Identify every line in the records below that contains the word "Start", and reproduce each one.

(Collection entries)
=====
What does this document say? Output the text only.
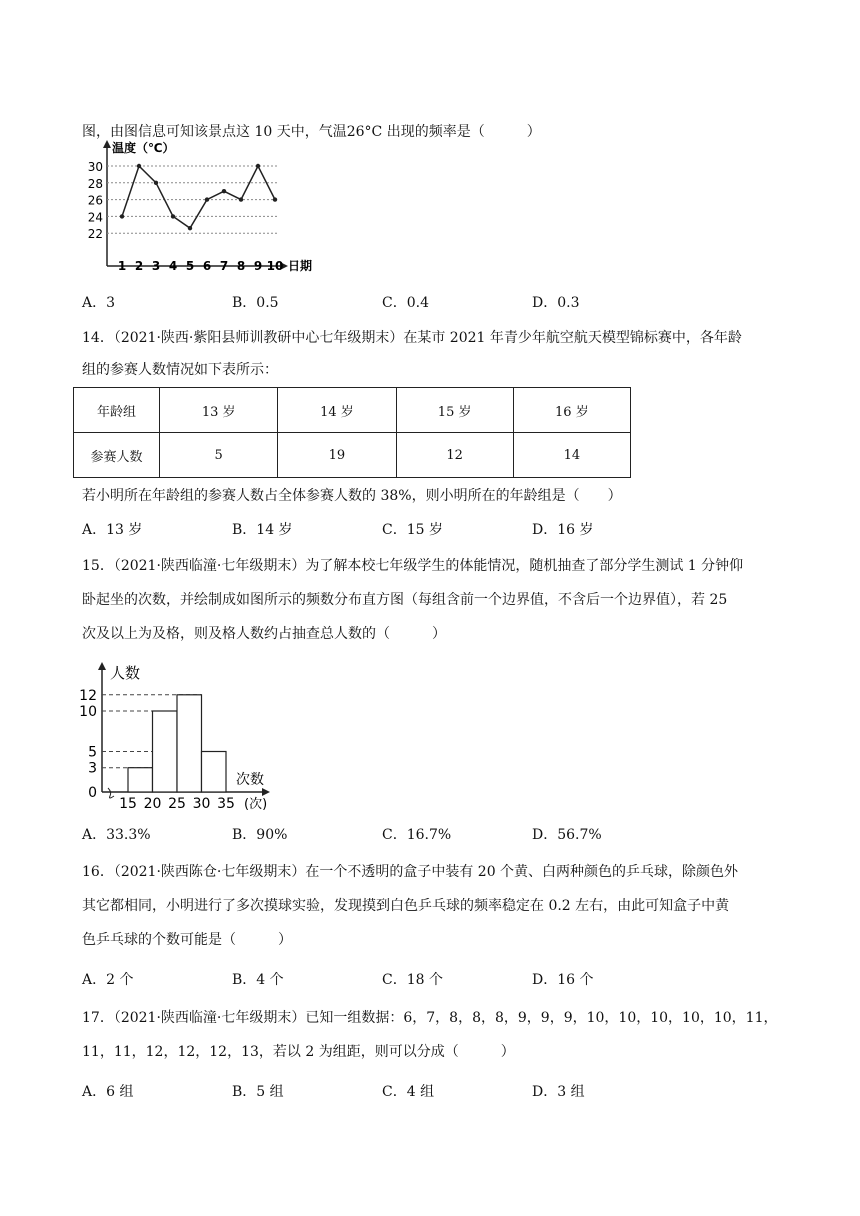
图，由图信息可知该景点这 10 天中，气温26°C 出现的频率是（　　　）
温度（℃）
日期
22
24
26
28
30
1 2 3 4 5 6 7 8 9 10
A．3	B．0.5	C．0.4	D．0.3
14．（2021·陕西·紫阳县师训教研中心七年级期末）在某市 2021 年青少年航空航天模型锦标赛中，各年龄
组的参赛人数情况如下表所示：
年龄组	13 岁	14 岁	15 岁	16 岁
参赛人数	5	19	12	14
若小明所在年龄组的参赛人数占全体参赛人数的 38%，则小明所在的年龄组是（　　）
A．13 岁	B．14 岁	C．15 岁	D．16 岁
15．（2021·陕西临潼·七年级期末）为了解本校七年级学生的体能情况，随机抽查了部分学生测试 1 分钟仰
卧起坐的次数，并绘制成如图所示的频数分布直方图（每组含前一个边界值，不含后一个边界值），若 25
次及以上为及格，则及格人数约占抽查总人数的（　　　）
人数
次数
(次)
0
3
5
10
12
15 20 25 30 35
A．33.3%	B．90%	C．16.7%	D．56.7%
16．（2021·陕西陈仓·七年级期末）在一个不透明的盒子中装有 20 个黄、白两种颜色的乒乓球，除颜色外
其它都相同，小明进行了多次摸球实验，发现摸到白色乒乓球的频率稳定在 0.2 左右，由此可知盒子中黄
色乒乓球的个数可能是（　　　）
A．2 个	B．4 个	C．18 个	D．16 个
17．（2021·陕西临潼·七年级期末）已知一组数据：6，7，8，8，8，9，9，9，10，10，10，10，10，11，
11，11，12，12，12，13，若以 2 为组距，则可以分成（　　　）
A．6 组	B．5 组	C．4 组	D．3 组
=====
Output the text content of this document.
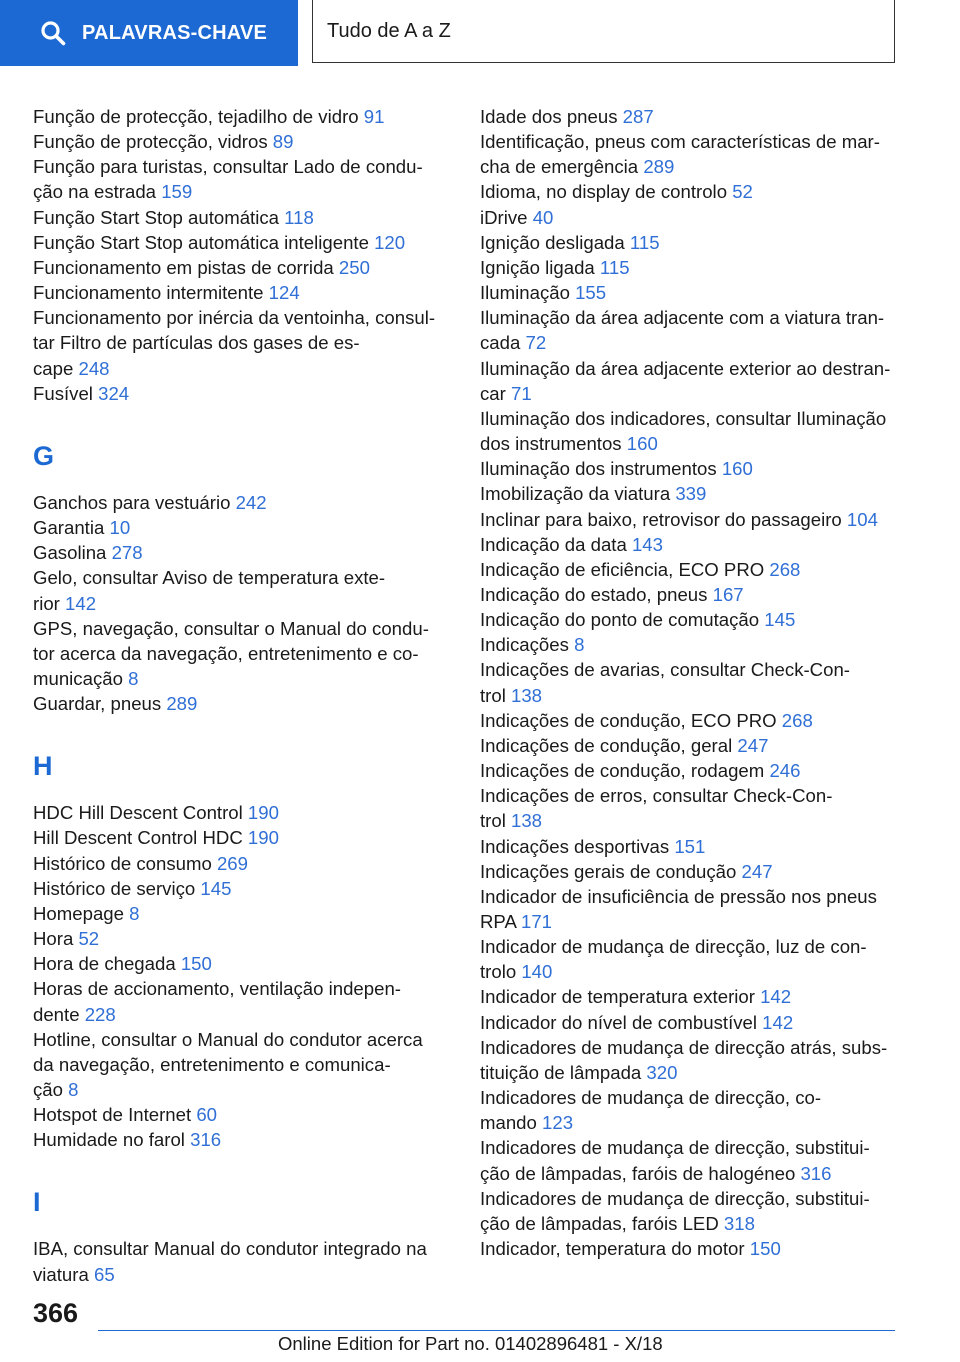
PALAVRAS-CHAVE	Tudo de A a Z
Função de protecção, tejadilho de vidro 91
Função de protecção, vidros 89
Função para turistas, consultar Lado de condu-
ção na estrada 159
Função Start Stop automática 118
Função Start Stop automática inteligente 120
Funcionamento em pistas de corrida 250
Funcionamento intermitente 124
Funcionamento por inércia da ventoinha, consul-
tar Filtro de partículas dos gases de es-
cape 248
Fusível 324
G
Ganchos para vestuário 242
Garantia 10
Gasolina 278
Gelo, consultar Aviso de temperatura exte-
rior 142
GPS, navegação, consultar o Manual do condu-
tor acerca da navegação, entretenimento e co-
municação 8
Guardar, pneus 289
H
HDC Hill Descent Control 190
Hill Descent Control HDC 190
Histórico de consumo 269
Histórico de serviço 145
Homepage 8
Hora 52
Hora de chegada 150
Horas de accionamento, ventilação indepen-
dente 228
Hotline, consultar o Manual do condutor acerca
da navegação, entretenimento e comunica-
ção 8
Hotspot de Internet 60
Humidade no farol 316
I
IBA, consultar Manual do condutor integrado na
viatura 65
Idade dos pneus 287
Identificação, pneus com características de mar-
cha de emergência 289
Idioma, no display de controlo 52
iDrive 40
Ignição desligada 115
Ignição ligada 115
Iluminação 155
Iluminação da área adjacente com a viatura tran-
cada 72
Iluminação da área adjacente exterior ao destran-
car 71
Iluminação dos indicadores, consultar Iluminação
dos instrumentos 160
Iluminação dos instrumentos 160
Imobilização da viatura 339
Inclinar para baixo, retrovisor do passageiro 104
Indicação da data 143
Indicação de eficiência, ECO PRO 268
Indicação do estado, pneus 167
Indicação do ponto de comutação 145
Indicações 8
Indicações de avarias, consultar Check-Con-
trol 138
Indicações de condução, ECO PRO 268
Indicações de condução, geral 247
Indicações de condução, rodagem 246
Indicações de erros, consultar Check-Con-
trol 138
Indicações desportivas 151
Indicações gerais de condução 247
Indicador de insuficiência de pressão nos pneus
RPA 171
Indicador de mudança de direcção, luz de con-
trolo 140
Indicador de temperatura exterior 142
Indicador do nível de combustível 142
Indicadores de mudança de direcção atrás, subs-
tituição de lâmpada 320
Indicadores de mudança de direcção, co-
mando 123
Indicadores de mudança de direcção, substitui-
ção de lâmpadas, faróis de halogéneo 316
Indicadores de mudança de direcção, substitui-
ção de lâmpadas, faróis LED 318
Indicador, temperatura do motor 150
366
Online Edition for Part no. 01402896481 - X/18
=====
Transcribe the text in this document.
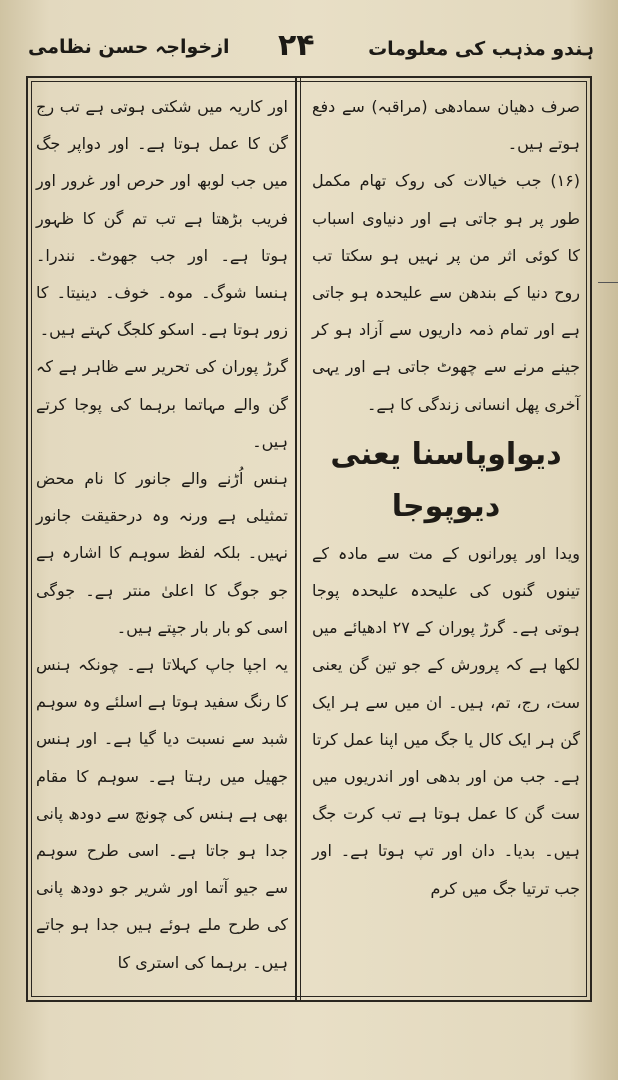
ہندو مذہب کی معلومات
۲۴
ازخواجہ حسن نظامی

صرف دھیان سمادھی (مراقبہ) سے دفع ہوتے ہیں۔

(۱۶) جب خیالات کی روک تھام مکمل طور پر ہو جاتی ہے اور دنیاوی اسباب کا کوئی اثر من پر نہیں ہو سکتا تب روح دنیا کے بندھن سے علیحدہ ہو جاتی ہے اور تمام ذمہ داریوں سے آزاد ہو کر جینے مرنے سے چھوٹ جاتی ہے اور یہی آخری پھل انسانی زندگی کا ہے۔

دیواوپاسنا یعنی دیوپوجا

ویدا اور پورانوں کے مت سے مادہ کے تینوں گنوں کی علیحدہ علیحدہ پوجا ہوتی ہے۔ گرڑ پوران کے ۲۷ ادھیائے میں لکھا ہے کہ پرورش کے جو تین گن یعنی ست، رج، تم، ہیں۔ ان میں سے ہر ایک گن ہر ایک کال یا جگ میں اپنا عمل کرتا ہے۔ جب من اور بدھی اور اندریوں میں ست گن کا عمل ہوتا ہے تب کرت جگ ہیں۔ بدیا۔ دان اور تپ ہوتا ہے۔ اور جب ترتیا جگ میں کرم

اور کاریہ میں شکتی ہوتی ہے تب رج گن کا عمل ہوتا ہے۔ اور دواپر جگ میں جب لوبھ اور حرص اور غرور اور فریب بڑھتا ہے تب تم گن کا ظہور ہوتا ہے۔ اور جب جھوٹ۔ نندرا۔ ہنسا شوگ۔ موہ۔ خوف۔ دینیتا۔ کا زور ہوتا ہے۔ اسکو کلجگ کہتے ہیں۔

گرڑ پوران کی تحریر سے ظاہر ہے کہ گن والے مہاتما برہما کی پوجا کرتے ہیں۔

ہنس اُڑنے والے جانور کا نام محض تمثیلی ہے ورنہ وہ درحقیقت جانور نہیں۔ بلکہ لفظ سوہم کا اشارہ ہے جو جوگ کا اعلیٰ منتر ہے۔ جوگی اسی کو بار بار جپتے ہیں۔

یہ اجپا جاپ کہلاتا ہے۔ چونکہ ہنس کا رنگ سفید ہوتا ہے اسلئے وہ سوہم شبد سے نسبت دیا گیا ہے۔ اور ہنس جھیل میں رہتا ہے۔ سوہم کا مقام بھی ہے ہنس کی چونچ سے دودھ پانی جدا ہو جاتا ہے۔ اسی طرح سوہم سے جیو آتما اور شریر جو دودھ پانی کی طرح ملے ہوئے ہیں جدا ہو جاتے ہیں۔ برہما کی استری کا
=====
Task solution ▸
Função Start Stop automática 118
Função Start Stop automática inteligente 120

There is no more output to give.